DESCRIPTION OF THE TASK = Without including any pictures, copy each entry below exactly.

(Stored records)
——

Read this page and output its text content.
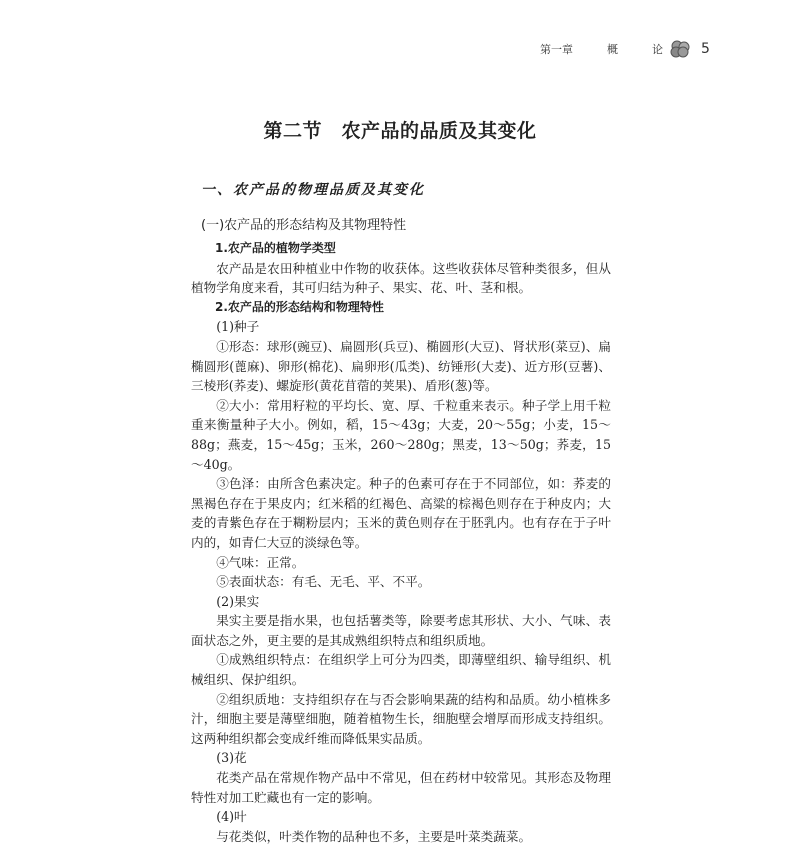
第一章	概	论	5
第二节　农产品的品质及其变化
一、农产品的物理品质及其变化
(一)农产品的形态结构及其物理特性

1.农产品的植物学类型

农产品是农田种植业中作物的收获体。这些收获体尽管种类很多，但从植物学角度来看，其可归结为种子、果实、花、叶、茎和根。

2.农产品的形态结构和物理特性

(1)种子

①形态：球形(豌豆)、扁圆形(兵豆)、椭圆形(大豆)、肾状形(菜豆)、扁椭圆形(蓖麻)、卵形(棉花)、扁卵形(瓜类)、纺锤形(大麦)、近方形(豆薯)、三棱形(荞麦)、螺旋形(黄花苜蓿的荚果)、盾形(葱)等。

②大小：常用籽粒的平均长、宽、厚、千粒重来表示。种子学上用千粒重来衡量种子大小。例如，稻，15～43g；大麦，20～55g；小麦，15～88g；燕麦，15～45g；玉米，260～280g；黑麦，13～50g；荞麦，15～40g。

③色泽：由所含色素决定。种子的色素可存在于不同部位，如：荞麦的黑褐色存在于果皮内；红米稻的红褐色、高粱的棕褐色则存在于种皮内；大麦的青紫色存在于糊粉层内；玉米的黄色则存在于胚乳内。也有存在于子叶内的，如青仁大豆的淡绿色等。

④气味：正常。

⑤表面状态：有毛、无毛、平、不平。

(2)果实

果实主要是指水果，也包括薯类等，除要考虑其形状、大小、气味、表面状态之外，更主要的是其成熟组织特点和组织质地。

①成熟组织特点：在组织学上可分为四类，即薄壁组织、输导组织、机械组织、保护组织。

②组织质地：支持组织存在与否会影响果蔬的结构和品质。幼小植株多汁，细胞主要是薄壁细胞，随着植物生长，细胞壁会增厚而形成支持组织。这两种组织都会变成纤维而降低果实品质。

(3)花

花类产品在常规作物产品中不常见，但在药材中较常见。其形态及物理特性对加工贮藏也有一定的影响。

(4)叶

与花类似，叶类作物的品种也不多，主要是叶菜类蔬菜。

——

EXERCISE OUTPUT =
Read this page and output its text content.
第一章	概	论	5
第二节　农产品的品质及其变化
一、农产品的物理品质及其变化
(一)农产品的形态结构及其物理特性

1.农产品的植物学类型

农产品是农田种植业中作物的收获体。这些收获体尽管种类很多，但从植物学角度来看，其可归结为种子、果实、花、叶、茎和根。

2.农产品的形态结构和物理特性

(1)种子

①形态：球形(豌豆)、扁圆形(兵豆)、椭圆形(大豆)、肾状形(菜豆)、扁椭圆形(蓖麻)、卵形(棉花)、扁卵形(瓜类)、纺锤形(大麦)、近方形(豆薯)、三棱形(荞麦)、螺旋形(黄花苜蓿的荚果)、盾形(葱)等。

②大小：常用籽粒的平均长、宽、厚、千粒重来表示。种子学上用千粒重来衡量种子大小。例如，稻，15～43g；大麦，20～55g；小麦，15～88g；燕麦，15～45g；玉米，260～280g；黑麦，13～50g；荞麦，15～40g。

③色泽：由所含色素决定。种子的色素可存在于不同部位，如：荞麦的黑褐色存在于果皮内；红米稻的红褐色、高粱的棕褐色则存在于种皮内；大麦的青紫色存在于糊粉层内；玉米的黄色则存在于胚乳内。也有存在于子叶内的，如青仁大豆的淡绿色等。

④气味：正常。

⑤表面状态：有毛、无毛、平、不平。

(2)果实

果实主要是指水果，也包括薯类等，除要考虑其形状、大小、气味、表面状态之外，更主要的是其成熟组织特点和组织质地。

①成熟组织特点：在组织学上可分为四类，即薄壁组织、输导组织、机械组织、保护组织。

②组织质地：支持组织存在与否会影响果蔬的结构和品质。幼小植株多汁，细胞主要是薄壁细胞，随着植物生长，细胞壁会增厚而形成支持组织。这两种组织都会变成纤维而降低果实品质。

(3)花

花类产品在常规作物产品中不常见，但在药材中较常见。其形态及物理特性对加工贮藏也有一定的影响。

(4)叶

与花类似，叶类作物的品种也不多，主要是叶菜类蔬菜。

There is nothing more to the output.